__STATED GOAL__
Give only the number of lines that contain the word "velocity".

◆ ◆ ◆ ◆ ◆ ◆ ◆

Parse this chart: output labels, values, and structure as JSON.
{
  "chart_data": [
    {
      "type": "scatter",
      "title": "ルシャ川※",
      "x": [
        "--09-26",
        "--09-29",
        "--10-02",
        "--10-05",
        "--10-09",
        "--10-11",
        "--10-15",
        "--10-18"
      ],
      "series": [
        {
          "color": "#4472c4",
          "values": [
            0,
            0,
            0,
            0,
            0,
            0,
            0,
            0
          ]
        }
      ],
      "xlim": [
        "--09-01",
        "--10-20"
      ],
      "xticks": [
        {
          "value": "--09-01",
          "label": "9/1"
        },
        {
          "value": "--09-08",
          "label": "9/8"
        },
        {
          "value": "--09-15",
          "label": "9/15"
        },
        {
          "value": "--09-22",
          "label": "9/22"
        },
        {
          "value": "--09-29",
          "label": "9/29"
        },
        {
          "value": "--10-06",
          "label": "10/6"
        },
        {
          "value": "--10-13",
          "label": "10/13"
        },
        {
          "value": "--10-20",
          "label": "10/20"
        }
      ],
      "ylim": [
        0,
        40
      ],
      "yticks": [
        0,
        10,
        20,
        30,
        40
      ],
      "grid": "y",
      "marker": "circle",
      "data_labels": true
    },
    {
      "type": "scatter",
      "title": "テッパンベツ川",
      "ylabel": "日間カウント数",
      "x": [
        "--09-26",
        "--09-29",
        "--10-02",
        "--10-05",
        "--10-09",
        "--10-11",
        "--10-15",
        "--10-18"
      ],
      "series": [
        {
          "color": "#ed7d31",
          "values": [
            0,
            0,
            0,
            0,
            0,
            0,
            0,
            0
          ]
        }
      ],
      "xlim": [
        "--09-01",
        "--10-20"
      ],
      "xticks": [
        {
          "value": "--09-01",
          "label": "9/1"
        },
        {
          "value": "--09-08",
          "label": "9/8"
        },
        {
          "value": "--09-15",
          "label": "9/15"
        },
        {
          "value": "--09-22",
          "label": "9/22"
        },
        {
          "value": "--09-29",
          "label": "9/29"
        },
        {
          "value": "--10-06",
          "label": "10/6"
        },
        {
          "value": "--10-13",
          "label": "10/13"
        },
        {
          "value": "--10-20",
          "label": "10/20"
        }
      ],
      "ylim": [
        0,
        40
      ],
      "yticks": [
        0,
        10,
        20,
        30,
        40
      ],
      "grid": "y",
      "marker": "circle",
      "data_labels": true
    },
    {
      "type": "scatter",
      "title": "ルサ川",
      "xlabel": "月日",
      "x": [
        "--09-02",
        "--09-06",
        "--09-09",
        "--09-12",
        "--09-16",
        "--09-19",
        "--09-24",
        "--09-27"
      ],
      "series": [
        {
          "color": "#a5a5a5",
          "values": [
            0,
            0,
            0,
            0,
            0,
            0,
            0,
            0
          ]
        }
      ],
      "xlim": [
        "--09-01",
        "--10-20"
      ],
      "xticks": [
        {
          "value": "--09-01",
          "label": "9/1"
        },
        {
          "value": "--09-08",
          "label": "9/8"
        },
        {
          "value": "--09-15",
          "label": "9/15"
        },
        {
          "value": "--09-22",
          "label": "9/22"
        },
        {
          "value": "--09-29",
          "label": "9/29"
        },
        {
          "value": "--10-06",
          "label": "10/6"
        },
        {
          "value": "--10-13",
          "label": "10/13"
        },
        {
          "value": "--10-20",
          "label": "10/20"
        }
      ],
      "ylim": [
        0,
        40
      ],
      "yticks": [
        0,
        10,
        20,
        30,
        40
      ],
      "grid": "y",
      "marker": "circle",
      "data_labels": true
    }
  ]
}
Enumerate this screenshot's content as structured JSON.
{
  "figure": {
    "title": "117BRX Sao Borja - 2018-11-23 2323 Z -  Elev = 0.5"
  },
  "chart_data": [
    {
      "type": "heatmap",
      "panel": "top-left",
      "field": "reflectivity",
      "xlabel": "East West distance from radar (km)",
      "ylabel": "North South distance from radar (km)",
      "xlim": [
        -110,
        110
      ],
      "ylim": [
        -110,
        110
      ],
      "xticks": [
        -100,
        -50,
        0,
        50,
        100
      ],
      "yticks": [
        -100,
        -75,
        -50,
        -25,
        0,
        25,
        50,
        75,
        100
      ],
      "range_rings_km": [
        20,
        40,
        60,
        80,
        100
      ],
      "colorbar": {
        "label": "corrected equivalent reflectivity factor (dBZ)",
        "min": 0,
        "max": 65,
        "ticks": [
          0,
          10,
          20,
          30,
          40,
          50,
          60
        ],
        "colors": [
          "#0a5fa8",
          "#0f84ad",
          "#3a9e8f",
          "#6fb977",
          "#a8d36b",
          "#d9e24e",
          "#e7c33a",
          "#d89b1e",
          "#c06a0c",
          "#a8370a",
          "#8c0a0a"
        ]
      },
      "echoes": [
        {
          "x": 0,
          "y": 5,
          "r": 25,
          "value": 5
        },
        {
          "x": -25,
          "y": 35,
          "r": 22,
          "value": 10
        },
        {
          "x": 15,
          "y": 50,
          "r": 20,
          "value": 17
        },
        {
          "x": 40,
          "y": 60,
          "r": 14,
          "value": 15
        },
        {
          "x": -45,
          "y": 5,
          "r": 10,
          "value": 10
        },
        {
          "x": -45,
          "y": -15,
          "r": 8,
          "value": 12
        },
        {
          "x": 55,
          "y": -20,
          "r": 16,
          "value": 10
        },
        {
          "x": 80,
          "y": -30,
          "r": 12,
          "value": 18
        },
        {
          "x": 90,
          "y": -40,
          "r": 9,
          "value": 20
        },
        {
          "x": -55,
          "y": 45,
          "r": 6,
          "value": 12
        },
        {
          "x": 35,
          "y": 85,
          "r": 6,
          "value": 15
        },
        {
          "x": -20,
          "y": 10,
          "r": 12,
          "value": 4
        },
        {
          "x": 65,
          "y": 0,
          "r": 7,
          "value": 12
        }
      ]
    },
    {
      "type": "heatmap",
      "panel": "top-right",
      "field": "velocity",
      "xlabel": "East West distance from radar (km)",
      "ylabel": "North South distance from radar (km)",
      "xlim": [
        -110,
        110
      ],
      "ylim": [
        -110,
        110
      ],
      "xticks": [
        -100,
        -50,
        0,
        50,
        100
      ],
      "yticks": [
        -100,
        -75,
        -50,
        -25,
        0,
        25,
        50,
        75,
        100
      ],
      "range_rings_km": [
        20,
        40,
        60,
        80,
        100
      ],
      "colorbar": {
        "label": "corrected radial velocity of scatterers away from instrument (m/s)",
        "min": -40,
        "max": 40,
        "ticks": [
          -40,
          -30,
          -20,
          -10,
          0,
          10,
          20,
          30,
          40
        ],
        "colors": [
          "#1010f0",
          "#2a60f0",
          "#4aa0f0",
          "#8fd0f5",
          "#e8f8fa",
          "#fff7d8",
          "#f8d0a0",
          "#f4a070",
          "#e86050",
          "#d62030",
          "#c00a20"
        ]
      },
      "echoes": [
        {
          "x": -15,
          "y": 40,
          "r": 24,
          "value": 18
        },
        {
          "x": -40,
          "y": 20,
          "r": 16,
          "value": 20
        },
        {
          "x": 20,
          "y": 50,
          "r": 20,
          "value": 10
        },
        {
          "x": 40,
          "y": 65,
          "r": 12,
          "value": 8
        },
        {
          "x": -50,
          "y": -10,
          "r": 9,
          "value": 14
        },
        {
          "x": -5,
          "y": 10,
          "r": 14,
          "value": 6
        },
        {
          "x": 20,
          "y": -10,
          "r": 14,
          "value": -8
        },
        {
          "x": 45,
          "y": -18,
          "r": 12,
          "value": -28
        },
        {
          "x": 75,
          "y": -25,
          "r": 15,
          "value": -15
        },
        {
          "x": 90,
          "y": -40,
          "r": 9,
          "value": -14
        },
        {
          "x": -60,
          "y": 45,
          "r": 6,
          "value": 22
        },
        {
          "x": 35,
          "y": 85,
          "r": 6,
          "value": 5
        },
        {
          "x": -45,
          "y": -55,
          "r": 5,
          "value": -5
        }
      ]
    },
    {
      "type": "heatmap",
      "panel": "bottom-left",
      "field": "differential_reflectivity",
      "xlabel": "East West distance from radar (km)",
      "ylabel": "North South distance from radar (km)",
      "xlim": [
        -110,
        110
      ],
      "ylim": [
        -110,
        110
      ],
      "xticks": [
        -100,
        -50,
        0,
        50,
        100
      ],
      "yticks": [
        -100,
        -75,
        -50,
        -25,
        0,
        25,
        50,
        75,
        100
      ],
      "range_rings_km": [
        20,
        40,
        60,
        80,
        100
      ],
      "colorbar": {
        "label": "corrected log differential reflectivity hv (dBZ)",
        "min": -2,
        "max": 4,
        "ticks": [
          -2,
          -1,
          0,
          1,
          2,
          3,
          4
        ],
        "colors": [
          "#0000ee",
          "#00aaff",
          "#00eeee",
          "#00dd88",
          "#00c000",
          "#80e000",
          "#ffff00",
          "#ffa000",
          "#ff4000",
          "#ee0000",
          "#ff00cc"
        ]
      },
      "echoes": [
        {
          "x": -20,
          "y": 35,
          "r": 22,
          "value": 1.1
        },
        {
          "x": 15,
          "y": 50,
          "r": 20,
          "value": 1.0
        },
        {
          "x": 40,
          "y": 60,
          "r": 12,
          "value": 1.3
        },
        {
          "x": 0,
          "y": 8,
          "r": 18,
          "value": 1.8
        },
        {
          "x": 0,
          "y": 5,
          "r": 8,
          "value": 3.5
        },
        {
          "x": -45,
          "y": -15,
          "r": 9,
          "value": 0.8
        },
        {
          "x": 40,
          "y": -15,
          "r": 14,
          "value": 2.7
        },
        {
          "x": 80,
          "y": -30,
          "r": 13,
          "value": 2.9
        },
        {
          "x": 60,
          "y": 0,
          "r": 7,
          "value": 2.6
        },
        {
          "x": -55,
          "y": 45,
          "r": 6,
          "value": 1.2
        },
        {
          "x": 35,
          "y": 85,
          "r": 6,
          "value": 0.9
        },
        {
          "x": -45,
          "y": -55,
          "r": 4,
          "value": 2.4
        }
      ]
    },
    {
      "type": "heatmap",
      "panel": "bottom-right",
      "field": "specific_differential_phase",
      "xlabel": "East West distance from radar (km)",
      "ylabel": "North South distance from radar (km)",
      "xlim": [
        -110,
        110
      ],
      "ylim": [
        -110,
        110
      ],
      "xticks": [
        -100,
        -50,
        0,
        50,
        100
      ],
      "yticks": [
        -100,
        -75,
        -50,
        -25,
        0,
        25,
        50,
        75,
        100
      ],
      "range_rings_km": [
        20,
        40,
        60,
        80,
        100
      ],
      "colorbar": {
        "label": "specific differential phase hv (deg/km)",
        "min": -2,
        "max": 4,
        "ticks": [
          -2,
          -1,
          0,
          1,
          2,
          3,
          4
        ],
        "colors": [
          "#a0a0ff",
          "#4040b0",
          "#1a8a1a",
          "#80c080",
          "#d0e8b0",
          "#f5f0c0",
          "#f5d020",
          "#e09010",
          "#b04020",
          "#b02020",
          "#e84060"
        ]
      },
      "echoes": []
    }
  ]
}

◆ ◆ ◆ ◆ ◆ ◆ ◆

__ANSWER IN FULL__
2